What the task requires: All of the records listed below should be retyped exactly.

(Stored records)
+-------+
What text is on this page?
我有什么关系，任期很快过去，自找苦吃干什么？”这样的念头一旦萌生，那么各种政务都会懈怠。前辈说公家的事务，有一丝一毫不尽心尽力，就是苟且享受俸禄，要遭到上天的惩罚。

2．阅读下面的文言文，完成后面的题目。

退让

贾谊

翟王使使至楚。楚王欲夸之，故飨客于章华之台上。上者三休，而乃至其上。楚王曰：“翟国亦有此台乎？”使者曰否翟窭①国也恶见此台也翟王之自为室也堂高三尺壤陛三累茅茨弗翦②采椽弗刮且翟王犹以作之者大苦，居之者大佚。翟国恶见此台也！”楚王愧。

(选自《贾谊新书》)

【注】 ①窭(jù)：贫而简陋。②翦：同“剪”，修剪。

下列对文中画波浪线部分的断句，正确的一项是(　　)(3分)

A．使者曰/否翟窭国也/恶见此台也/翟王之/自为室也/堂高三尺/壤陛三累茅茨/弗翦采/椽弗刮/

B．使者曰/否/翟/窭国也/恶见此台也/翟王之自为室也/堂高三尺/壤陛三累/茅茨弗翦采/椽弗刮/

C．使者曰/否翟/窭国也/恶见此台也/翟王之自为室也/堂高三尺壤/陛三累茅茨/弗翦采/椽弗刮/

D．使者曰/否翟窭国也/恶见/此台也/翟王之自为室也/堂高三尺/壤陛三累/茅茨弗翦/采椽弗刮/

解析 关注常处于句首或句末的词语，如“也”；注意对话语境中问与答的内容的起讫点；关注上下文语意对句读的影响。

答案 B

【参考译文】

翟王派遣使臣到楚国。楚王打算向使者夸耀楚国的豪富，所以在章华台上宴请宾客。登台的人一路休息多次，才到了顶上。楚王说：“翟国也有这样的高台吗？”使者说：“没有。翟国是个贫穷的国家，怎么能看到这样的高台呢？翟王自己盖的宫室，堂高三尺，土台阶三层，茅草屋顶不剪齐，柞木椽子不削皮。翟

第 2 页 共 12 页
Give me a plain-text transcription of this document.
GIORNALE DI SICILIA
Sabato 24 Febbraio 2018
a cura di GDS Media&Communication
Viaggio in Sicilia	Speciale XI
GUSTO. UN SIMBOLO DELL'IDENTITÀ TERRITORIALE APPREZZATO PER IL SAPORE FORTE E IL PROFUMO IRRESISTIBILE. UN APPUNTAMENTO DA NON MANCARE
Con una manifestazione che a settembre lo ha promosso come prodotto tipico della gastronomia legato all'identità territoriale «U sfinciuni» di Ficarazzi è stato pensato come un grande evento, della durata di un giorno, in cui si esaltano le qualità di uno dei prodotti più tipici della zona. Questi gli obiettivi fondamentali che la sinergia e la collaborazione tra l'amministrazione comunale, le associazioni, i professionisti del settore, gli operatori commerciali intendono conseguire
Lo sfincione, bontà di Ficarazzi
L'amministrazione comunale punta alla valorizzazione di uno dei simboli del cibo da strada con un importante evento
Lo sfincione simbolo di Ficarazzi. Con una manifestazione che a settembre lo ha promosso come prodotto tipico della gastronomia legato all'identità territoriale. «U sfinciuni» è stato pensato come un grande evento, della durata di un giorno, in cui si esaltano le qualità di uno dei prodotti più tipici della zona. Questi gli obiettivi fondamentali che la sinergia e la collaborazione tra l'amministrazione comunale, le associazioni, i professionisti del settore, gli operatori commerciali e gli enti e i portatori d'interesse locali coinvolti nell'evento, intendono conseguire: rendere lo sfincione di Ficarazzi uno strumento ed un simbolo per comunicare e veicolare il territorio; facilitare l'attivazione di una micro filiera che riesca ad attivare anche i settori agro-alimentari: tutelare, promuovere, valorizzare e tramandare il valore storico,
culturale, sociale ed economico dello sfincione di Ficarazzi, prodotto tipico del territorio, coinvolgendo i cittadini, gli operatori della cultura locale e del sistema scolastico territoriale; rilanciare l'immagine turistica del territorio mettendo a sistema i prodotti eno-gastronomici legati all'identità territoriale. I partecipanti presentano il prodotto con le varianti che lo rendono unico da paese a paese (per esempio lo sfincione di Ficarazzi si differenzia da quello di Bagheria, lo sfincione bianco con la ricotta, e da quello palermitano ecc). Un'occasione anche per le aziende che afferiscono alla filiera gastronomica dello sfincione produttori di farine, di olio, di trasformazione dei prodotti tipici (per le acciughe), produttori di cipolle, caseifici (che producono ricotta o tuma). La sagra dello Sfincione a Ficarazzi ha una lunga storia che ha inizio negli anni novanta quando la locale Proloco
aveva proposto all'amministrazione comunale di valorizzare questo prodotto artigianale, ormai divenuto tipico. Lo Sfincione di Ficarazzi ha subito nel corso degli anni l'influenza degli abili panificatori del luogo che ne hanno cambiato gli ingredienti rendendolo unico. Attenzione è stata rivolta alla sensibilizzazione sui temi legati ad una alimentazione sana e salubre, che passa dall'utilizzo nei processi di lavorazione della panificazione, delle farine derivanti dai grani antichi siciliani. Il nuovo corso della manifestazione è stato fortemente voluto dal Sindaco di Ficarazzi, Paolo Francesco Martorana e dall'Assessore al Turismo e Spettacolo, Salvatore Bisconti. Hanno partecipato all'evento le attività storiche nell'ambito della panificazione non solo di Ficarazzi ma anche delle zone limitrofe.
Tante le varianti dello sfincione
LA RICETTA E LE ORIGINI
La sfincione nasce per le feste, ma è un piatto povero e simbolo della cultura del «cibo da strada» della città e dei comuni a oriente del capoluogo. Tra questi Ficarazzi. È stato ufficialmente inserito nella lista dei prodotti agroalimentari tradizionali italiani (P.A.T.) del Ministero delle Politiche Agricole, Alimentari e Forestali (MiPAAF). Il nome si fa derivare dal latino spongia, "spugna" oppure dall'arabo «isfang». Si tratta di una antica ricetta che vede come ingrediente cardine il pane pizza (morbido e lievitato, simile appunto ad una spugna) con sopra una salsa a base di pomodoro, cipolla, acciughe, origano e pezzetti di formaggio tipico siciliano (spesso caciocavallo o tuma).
+-------+
Response below:
What text is on this page?
我有什么关系，任期很快过去，自找苦吃干什么？”这样的念头一旦萌生，那么各种政务都会懈怠。前辈说公家的事务，有一丝一毫不尽心尽力，就是苟且享受俸禄，要遭到上天的惩罚。

2．阅读下面的文言文，完成后面的题目。

退让

贾谊

翟王使使至楚。楚王欲夸之，故飨客于章华之台上。上者三休，而乃至其上。楚王曰：“翟国亦有此台乎？”使者曰否翟窭①国也恶见此台也翟王之自为室也堂高三尺壤陛三累茅茨弗翦②采椽弗刮且翟王犹以作之者大苦，居之者大佚。翟国恶见此台也！”楚王愧。

(选自《贾谊新书》)

【注】 ①窭(jù)：贫而简陋。②翦：同“剪”，修剪。

下列对文中画波浪线部分的断句，正确的一项是(　　)(3分)

A．使者曰/否翟窭国也/恶见此台也/翟王之/自为室也/堂高三尺/壤陛三累茅茨/弗翦采/椽弗刮/

B．使者曰/否/翟/窭国也/恶见此台也/翟王之自为室也/堂高三尺/壤陛三累/茅茨弗翦采/椽弗刮/

C．使者曰/否翟/窭国也/恶见此台也/翟王之自为室也/堂高三尺壤/陛三累茅茨/弗翦采/椽弗刮/

D．使者曰/否翟窭国也/恶见/此台也/翟王之自为室也/堂高三尺/壤陛三累/茅茨弗翦/采椽弗刮/

解析 关注常处于句首或句末的词语，如“也”；注意对话语境中问与答的内容的起讫点；关注上下文语意对句读的影响。

答案 B

【参考译文】

翟王派遣使臣到楚国。楚王打算向使者夸耀楚国的豪富，所以在章华台上宴请宾客。登台的人一路休息多次，才到了顶上。楚王说：“翟国也有这样的高台吗？”使者说：“没有。翟国是个贫穷的国家，怎么能看到这样的高台呢？翟王自己盖的宫室，堂高三尺，土台阶三层，茅草屋顶不剪齐，柞木椽子不削皮。翟

第 2 页 共 12 页
Give me a plain-text transcription of this document.
GIORNALE DI SICILIA
Sabato 24 Febbraio 2018
a cura di GDS Media&Communication
Viaggio in Sicilia	Speciale XI
GUSTO. UN SIMBOLO DELL'IDENTITÀ TERRITORIALE APPREZZATO PER IL SAPORE FORTE E IL PROFUMO IRRESISTIBILE. UN APPUNTAMENTO DA NON MANCARE
Con una manifestazione che a settembre lo ha promosso come prodotto tipico della gastronomia legato all'identità territoriale «U sfinciuni» di Ficarazzi è stato pensato come un grande evento, della durata di un giorno, in cui si esaltano le qualità di uno dei prodotti più tipici della zona. Questi gli obiettivi fondamentali che la sinergia e la collaborazione tra l'amministrazione comunale, le associazioni, i professionisti del settore, gli operatori commerciali intendono conseguire
Lo sfincione, bontà di Ficarazzi
L'amministrazione comunale punta alla valorizzazione di uno dei simboli del cibo da strada con un importante evento
Lo sfincione simbolo di Ficarazzi. Con una manifestazione che a settembre lo ha promosso come prodotto tipico della gastronomia legato all'identità territoriale. «U sfinciuni» è stato pensato come un grande evento, della durata di un giorno, in cui si esaltano le qualità di uno dei prodotti più tipici della zona. Questi gli obiettivi fondamentali che la sinergia e la collaborazione tra l'amministrazione comunale, le associazioni, i professionisti del settore, gli operatori commerciali e gli enti e i portatori d'interesse locali coinvolti nell'evento, intendono conseguire: rendere lo sfincione di Ficarazzi uno strumento ed un simbolo per comunicare e veicolare il territorio; facilitare l'attivazione di una micro filiera che riesca ad attivare anche i settori agro-alimentari: tutelare, promuovere, valorizzare e tramandare il valore storico,
culturale, sociale ed economico dello sfincione di Ficarazzi, prodotto tipico del territorio, coinvolgendo i cittadini, gli operatori della cultura locale e del sistema scolastico territoriale; rilanciare l'immagine turistica del territorio mettendo a sistema i prodotti eno-gastronomici legati all'identità territoriale. I partecipanti presentano il prodotto con le varianti che lo rendono unico da paese a paese (per esempio lo sfincione di Ficarazzi si differenzia da quello di Bagheria, lo sfincione bianco con la ricotta, e da quello palermitano ecc). Un'occasione anche per le aziende che afferiscono alla filiera gastronomica dello sfincione produttori di farine, di olio, di trasformazione dei prodotti tipici (per le acciughe), produttori di cipolle, caseifici (che producono ricotta o tuma). La sagra dello Sfincione a Ficarazzi ha una lunga storia che ha inizio negli anni novanta quando la locale Proloco
aveva proposto all'amministrazione comunale di valorizzare questo prodotto artigianale, ormai divenuto tipico. Lo Sfincione di Ficarazzi ha subito nel corso degli anni l'influenza degli abili panificatori del luogo che ne hanno cambiato gli ingredienti rendendolo unico. Attenzione è stata rivolta alla sensibilizzazione sui temi legati ad una alimentazione sana e salubre, che passa dall'utilizzo nei processi di lavorazione della panificazione, delle farine derivanti dai grani antichi siciliani. Il nuovo corso della manifestazione è stato fortemente voluto dal Sindaco di Ficarazzi, Paolo Francesco Martorana e dall'Assessore al Turismo e Spettacolo, Salvatore Bisconti. Hanno partecipato all'evento le attività storiche nell'ambito della panificazione non solo di Ficarazzi ma anche delle zone limitrofe.
Tante le varianti dello sfincione
LA RICETTA E LE ORIGINI
La sfincione nasce per le feste, ma è un piatto povero e simbolo della cultura del «cibo da strada» della città e dei comuni a oriente del capoluogo. Tra questi Ficarazzi. È stato ufficialmente inserito nella lista dei prodotti agroalimentari tradizionali italiani (P.A.T.) del Ministero delle Politiche Agricole, Alimentari e Forestali (MiPAAF). Il nome si fa derivare dal latino spongia, "spugna" oppure dall'arabo «isfang». Si tratta di una antica ricetta che vede come ingrediente cardine il pane pizza (morbido e lievitato, simile appunto ad una spugna) con sopra una salsa a base di pomodoro, cipolla, acciughe, origano e pezzetti di formaggio tipico siciliano (spesso caciocavallo o tuma).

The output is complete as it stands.